To be done: Convert the records from the first line through the line that contains "label RB1 xyxy=(537,412,574,449)" into a numbered list, leaving out any blank lines.

+ + +

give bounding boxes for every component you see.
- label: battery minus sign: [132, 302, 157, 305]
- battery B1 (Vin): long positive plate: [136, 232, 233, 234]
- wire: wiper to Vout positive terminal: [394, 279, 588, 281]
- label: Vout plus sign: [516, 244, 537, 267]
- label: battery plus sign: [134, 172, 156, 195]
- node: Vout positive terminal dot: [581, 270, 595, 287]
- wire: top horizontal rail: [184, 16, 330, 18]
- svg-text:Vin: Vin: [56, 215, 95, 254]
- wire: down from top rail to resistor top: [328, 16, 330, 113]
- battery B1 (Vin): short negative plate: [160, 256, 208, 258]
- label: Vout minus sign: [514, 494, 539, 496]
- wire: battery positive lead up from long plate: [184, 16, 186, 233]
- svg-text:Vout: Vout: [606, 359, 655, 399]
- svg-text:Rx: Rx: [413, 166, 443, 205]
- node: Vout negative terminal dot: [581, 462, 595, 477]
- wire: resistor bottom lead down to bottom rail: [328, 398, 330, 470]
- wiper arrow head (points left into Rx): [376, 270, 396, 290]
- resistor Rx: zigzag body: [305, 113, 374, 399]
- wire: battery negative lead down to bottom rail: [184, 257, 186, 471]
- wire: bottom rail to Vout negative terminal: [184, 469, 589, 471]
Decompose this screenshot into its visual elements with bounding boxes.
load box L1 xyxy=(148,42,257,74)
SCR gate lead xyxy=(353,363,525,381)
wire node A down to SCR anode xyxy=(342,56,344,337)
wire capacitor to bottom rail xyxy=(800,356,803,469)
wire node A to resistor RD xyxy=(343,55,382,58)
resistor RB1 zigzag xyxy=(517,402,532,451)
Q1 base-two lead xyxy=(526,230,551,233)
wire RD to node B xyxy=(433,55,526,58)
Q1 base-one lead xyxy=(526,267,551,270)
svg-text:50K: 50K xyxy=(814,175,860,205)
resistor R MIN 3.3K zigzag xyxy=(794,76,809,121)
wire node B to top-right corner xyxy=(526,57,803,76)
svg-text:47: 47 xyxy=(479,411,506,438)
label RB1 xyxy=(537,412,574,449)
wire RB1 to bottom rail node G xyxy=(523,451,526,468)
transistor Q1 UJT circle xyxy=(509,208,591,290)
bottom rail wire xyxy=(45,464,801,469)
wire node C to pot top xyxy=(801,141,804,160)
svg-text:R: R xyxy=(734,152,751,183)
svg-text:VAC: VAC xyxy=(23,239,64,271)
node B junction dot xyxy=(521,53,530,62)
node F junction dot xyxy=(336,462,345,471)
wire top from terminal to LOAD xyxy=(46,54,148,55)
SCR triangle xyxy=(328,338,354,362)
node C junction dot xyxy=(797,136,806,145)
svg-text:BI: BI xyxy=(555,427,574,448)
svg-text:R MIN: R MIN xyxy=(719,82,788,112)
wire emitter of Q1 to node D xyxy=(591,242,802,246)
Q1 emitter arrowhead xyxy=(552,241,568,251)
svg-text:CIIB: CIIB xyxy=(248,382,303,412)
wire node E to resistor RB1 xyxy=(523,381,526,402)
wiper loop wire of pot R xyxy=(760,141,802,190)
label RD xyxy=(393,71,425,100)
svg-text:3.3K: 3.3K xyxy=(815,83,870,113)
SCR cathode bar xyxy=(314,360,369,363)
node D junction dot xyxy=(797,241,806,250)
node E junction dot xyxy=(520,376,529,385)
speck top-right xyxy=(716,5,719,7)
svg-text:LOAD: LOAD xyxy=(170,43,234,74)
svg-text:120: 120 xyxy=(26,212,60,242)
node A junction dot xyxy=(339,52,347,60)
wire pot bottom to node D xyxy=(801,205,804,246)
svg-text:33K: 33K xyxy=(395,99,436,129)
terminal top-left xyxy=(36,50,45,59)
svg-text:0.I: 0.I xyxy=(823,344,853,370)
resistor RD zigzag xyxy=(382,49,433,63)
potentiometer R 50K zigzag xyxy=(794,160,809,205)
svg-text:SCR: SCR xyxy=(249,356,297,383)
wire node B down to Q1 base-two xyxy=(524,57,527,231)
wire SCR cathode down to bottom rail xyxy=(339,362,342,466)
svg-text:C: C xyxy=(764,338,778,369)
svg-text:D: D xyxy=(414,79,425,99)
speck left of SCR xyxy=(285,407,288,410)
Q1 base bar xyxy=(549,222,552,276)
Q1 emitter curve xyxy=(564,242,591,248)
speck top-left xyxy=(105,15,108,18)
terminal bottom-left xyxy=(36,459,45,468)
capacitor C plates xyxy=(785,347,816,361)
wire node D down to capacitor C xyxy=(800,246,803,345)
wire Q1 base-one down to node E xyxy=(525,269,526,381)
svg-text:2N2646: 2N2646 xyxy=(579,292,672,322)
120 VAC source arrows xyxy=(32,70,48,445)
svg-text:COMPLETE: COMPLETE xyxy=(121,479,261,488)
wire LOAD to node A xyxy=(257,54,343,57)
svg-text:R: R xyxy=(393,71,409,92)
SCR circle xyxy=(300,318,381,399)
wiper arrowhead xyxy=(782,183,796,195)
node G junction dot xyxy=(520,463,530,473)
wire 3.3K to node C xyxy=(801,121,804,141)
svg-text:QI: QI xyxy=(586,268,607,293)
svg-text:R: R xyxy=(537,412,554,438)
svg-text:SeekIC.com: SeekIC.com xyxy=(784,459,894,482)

+ + +

Correct response:
1. give bounding boxes for every component you see.
2. - label: battery minus sign: [132, 302, 157, 305]
3. - battery B1 (Vin): long positive plate: [136, 232, 233, 234]
4. - wire: wiper to Vout positive terminal: [394, 279, 588, 281]
5. - label: Vout plus sign: [516, 244, 537, 267]
6. - label: battery plus sign: [134, 172, 156, 195]
7. - node: Vout positive terminal dot: [581, 270, 595, 287]
8. - wire: top horizontal rail: [184, 16, 330, 18]
9. - svg-text:Vin: Vin: [56, 215, 95, 254]
10. - wire: down from top rail to resistor top: [328, 16, 330, 113]
11. - battery B1 (Vin): short negative plate: [160, 256, 208, 258]
12. - label: Vout minus sign: [514, 494, 539, 496]
13. - wire: battery positive lead up from long plate: [184, 16, 186, 233]
14. - svg-text:Vout: Vout: [606, 359, 655, 399]
15. - svg-text:Rx: Rx: [413, 166, 443, 205]
16. - node: Vout negative terminal dot: [581, 462, 595, 477]
17. - wire: resistor bottom lead down to bottom rail: [328, 398, 330, 470]
18. - wiper arrow head (points left into Rx): [376, 270, 396, 290]
19. - resistor Rx: zigzag body: [305, 113, 374, 399]
20. - wire: battery negative lead down to bottom rail: [184, 257, 186, 471]
21. - wire: bottom rail to Vout negative terminal: [184, 469, 589, 471]
22. Decompose this screenshot into its visual elements with bounding boxes.
23. load box L1 xyxy=(148,42,257,74)
24. SCR gate lead xyxy=(353,363,525,381)
25. wire node A down to SCR anode xyxy=(342,56,344,337)
26. wire capacitor to bottom rail xyxy=(800,356,803,469)
27. wire node A to resistor RD xyxy=(343,55,382,58)
28. resistor RB1 zigzag xyxy=(517,402,532,451)
29. Q1 base-two lead xyxy=(526,230,551,233)
30. wire RD to node B xyxy=(433,55,526,58)
31. Q1 base-one lead xyxy=(526,267,551,270)
32. svg-text:50K: 50K xyxy=(814,175,860,205)
33. resistor R MIN 3.3K zigzag xyxy=(794,76,809,121)
34. wire node B to top-right corner xyxy=(526,57,803,76)
35. svg-text:47: 47 xyxy=(479,411,506,438)
36. label RB1 xyxy=(537,412,574,449)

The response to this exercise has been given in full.